Directive = Omit the images. Copy each entry word for word.

Exercise inputs =
★ ★ ★ ★

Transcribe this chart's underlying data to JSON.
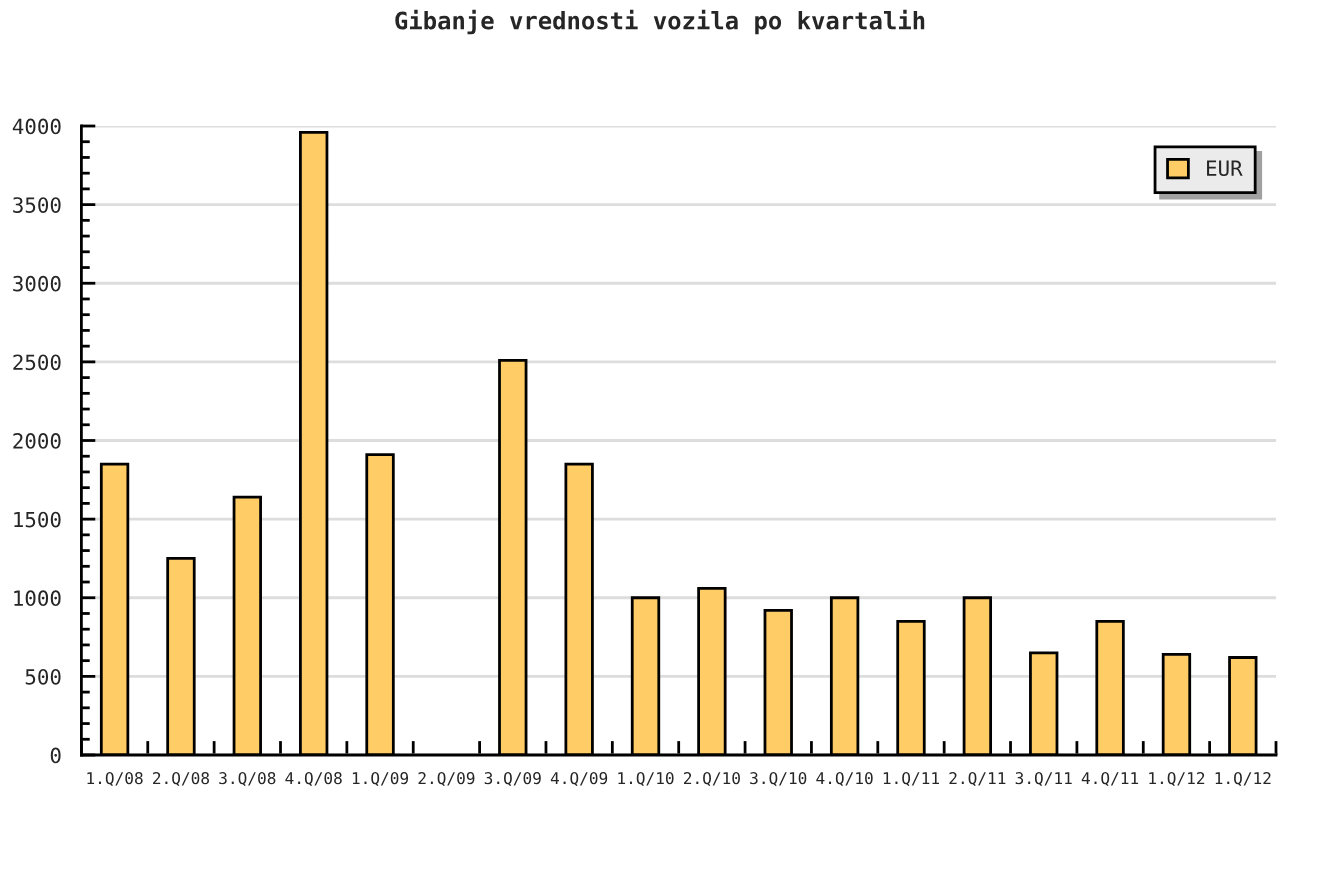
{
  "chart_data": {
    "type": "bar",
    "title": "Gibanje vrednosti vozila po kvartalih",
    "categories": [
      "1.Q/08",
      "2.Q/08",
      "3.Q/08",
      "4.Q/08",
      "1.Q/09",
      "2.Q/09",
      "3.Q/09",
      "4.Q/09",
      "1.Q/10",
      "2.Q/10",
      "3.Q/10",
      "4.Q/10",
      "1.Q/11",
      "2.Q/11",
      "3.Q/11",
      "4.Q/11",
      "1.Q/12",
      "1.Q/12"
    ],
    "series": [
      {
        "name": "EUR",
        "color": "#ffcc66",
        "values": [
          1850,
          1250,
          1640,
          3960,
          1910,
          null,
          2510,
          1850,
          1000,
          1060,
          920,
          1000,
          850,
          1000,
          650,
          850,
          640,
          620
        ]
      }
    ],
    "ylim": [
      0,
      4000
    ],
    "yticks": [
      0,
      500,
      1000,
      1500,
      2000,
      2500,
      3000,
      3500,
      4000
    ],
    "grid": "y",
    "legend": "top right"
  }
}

★ ★ ★ ★

Answer =
Transcribe this chart's underlying data to JSON.
{
  "chart_data": {
    "type": "bar",
    "title": "Gibanje vrednosti vozila po kvartalih",
    "categories": [
      "1.Q/08",
      "2.Q/08",
      "3.Q/08",
      "4.Q/08",
      "1.Q/09",
      "2.Q/09",
      "3.Q/09",
      "4.Q/09",
      "1.Q/10",
      "2.Q/10",
      "3.Q/10",
      "4.Q/10",
      "1.Q/11",
      "2.Q/11",
      "3.Q/11",
      "4.Q/11",
      "1.Q/12",
      "1.Q/12"
    ],
    "series": [
      {
        "name": "EUR",
        "color": "#ffcc66",
        "values": [
          1850,
          1250,
          1640,
          3960,
          1910,
          null,
          2510,
          1850,
          1000,
          1060,
          920,
          1000,
          850,
          1000,
          650,
          850,
          640,
          620
        ]
      }
    ],
    "ylim": [
      0,
      4000
    ],
    "yticks": [
      0,
      500,
      1000,
      1500,
      2000,
      2500,
      3000,
      3500,
      4000
    ],
    "grid": "y",
    "legend": "top right"
  }
}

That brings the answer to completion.